### Work to be completed
Copy every line that mentions the word "Mriganka".

### Information shown
[Start]

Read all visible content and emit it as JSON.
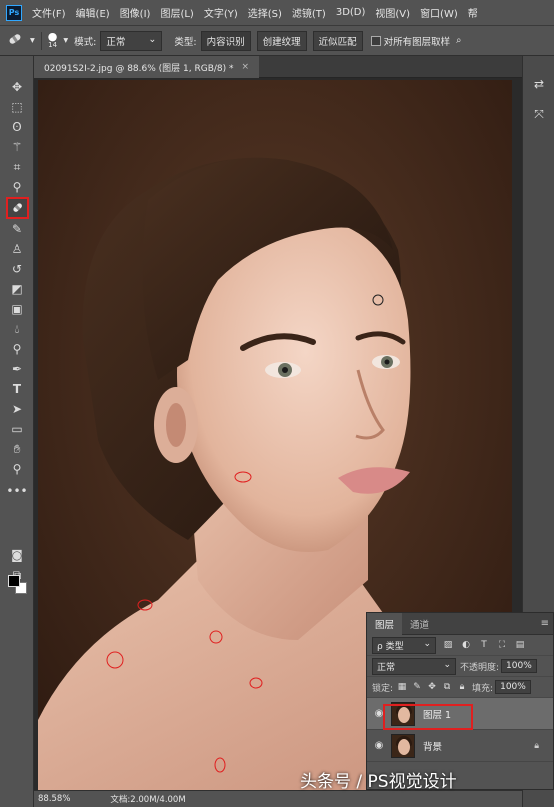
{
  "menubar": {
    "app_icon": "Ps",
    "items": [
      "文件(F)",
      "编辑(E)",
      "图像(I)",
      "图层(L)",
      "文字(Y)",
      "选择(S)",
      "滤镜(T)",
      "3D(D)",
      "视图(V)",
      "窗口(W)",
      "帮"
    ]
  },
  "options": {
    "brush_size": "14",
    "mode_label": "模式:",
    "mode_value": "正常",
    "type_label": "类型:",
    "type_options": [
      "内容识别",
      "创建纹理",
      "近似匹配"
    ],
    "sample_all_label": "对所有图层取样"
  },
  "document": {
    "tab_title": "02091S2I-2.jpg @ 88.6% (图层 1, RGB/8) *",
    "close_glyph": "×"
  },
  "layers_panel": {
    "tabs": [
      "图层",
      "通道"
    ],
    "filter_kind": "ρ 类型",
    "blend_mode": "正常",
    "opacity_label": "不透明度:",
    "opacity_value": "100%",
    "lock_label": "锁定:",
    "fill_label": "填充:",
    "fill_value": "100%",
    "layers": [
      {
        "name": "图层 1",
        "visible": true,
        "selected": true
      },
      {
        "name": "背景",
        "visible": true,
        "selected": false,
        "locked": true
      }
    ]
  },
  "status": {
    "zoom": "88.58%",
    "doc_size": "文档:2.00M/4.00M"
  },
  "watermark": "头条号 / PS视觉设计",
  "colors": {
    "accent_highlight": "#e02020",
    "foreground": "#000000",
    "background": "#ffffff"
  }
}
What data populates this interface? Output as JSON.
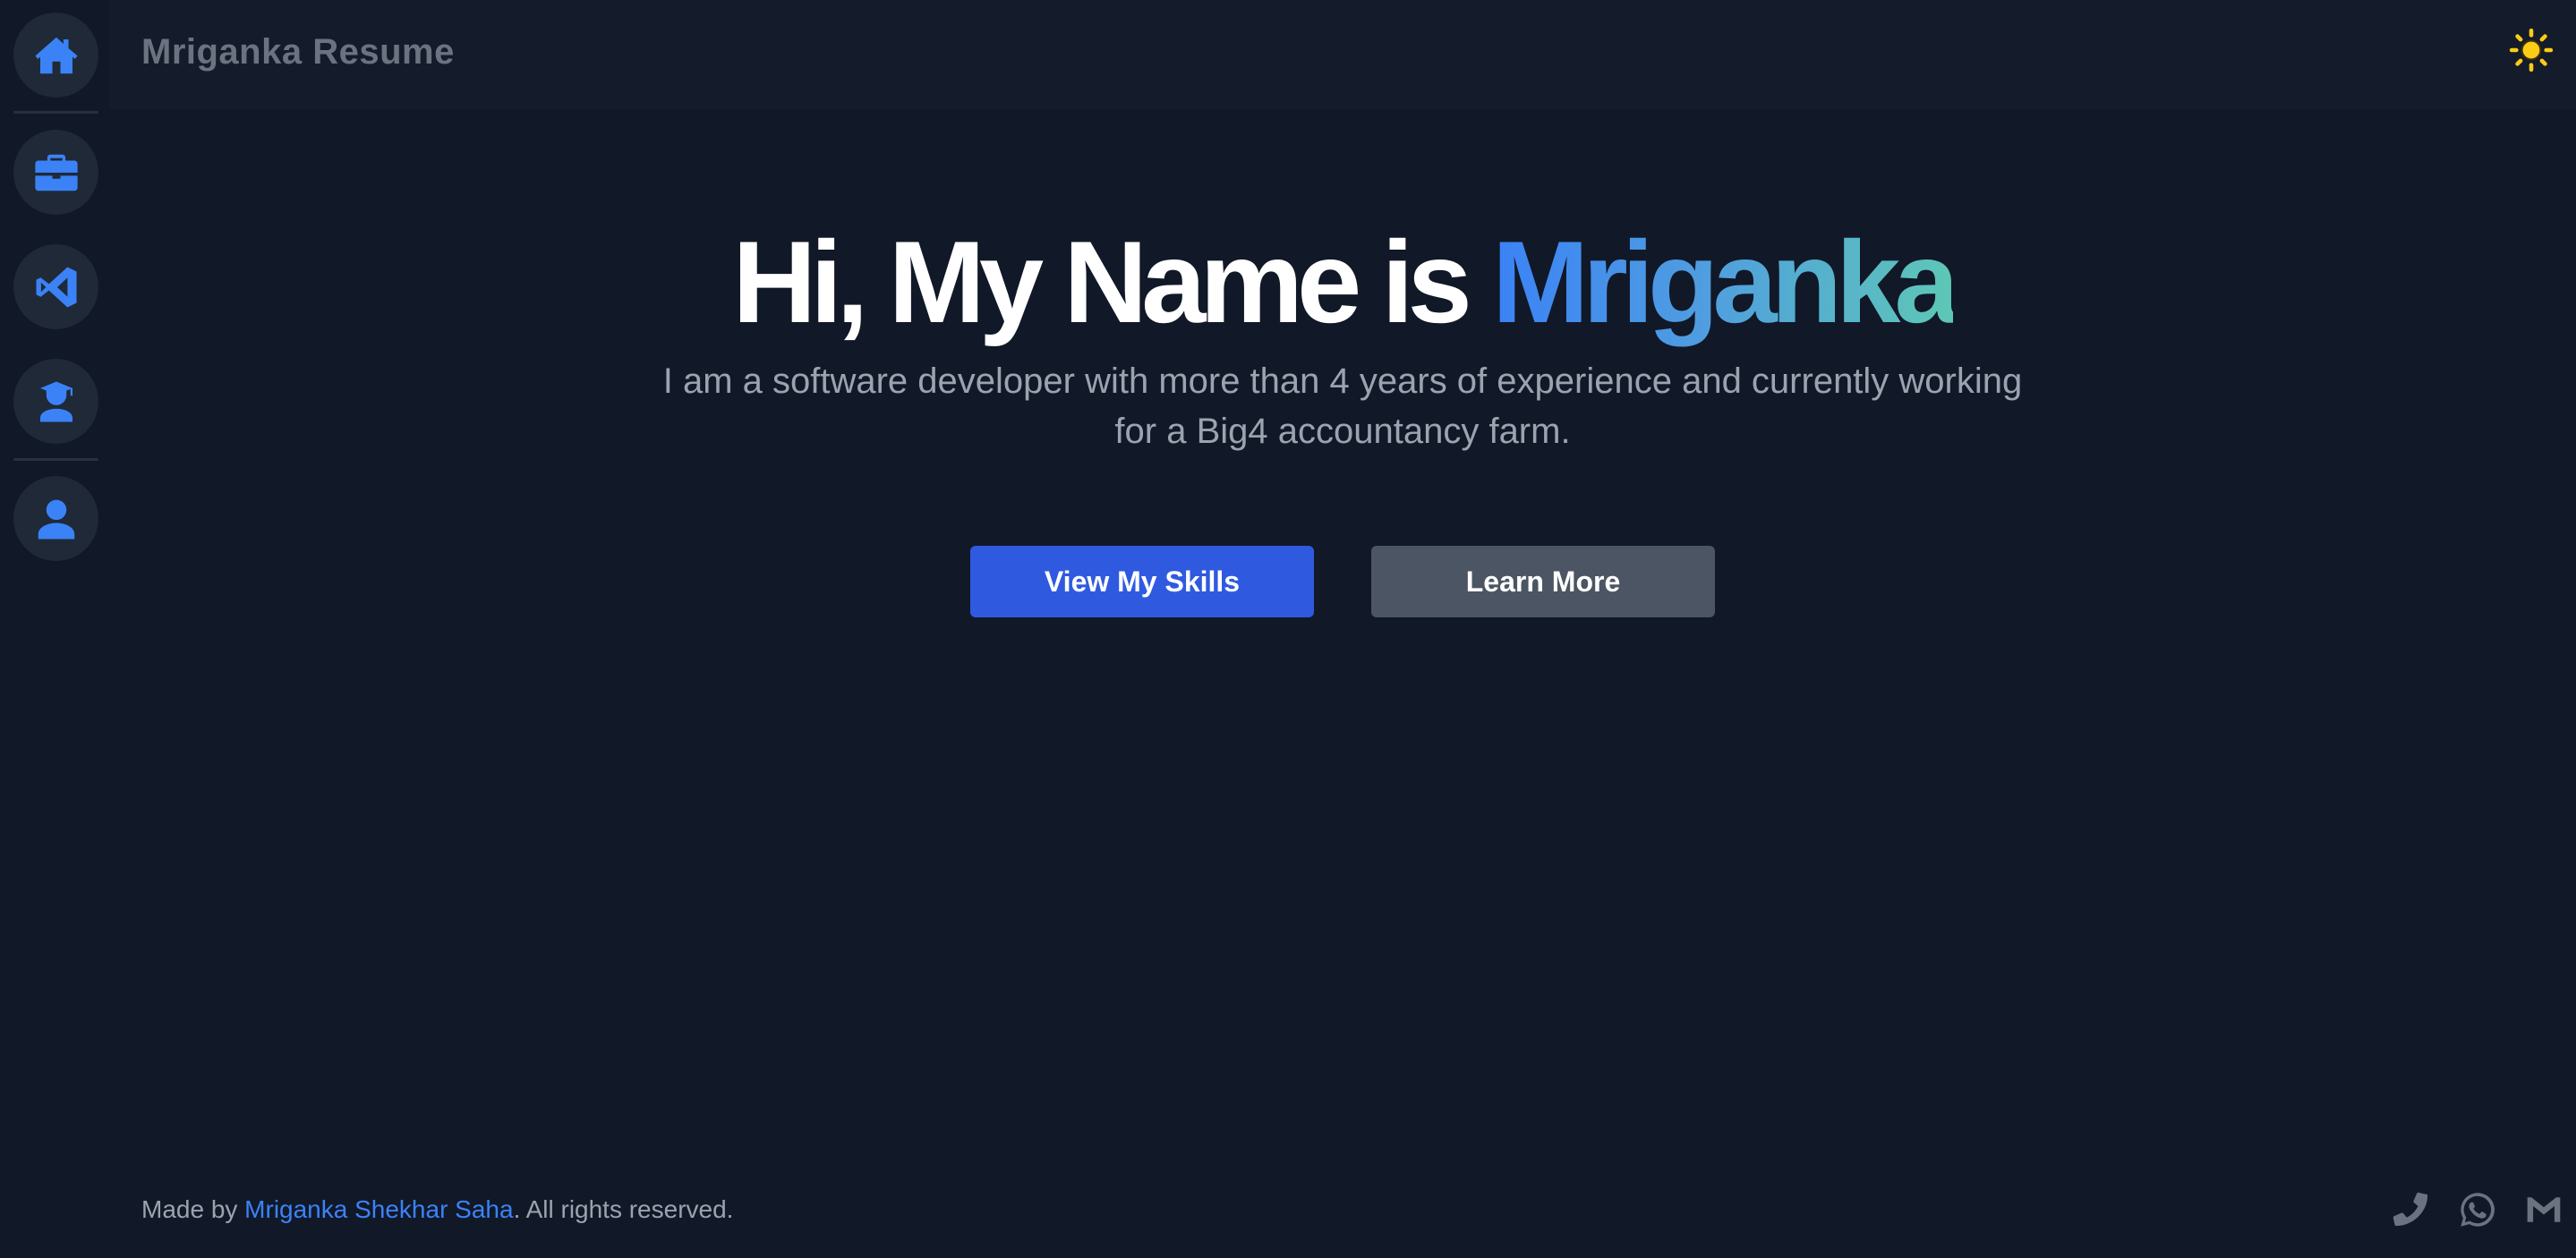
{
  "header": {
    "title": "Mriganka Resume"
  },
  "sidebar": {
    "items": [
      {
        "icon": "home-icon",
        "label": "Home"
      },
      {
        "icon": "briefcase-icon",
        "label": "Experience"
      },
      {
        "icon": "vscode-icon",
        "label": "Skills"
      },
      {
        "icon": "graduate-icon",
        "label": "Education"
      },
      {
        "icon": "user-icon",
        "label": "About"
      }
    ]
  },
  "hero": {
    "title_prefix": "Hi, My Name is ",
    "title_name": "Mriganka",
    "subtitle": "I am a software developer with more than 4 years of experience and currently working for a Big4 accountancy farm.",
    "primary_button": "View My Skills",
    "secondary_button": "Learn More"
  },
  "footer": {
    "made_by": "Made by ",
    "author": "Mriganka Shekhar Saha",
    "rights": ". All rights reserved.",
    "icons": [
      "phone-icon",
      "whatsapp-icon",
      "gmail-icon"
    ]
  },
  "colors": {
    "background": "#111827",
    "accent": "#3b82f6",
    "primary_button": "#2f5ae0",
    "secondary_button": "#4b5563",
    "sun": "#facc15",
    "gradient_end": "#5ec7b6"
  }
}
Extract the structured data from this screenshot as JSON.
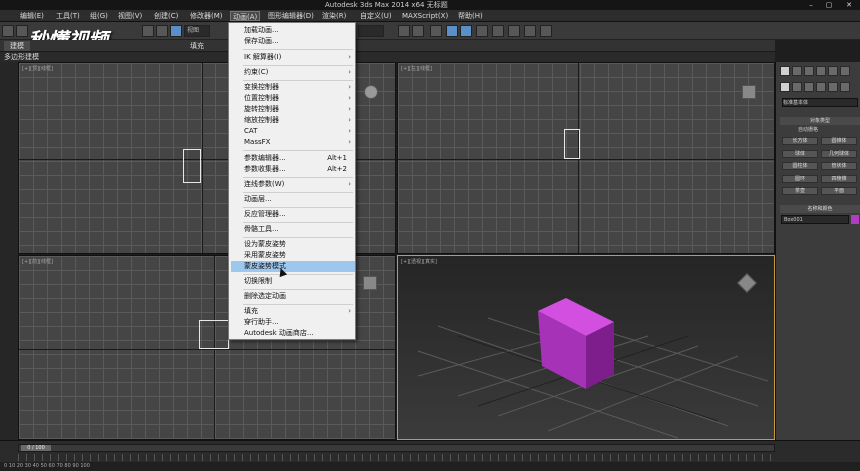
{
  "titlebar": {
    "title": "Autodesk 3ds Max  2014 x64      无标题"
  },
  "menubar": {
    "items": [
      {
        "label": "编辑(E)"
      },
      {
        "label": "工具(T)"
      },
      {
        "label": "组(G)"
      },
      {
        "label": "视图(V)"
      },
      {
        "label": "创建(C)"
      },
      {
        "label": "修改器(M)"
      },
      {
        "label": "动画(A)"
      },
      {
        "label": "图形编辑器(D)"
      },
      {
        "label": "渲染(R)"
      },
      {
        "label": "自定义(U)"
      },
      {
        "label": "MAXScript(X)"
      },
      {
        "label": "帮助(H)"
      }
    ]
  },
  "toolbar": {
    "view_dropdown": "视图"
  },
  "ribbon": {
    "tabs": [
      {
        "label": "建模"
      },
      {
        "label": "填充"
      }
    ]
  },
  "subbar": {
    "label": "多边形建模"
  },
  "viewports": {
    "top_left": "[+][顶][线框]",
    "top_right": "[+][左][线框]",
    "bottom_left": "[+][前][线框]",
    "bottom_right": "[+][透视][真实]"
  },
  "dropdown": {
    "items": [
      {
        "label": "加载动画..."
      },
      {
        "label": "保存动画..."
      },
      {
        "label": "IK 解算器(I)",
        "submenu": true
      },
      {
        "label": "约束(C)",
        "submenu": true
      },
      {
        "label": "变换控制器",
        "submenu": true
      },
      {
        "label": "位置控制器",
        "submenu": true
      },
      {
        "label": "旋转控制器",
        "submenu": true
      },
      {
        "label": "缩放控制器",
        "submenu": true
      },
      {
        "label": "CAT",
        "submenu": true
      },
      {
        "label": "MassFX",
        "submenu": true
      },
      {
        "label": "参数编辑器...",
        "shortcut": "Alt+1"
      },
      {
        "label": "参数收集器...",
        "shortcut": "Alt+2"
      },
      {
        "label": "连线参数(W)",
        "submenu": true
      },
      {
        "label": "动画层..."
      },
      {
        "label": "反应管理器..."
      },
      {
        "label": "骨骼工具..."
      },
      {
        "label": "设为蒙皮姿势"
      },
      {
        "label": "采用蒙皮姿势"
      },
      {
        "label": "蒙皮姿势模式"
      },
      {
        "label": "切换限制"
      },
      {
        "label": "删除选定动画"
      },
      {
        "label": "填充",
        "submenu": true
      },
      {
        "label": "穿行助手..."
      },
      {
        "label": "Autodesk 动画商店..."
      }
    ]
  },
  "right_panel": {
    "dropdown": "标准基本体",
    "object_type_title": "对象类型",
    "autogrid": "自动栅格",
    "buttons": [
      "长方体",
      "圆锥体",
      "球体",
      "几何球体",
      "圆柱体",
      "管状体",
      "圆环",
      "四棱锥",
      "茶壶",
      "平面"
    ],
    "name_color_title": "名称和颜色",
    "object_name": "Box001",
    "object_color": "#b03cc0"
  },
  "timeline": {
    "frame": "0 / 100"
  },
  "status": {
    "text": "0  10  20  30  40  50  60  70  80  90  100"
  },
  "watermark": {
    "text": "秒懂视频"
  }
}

[End]

### Correct result
    "title": "Mriganka Resume"
    "title_name": "Mriganka",
    "author": "Mriganka Shekhar Saha",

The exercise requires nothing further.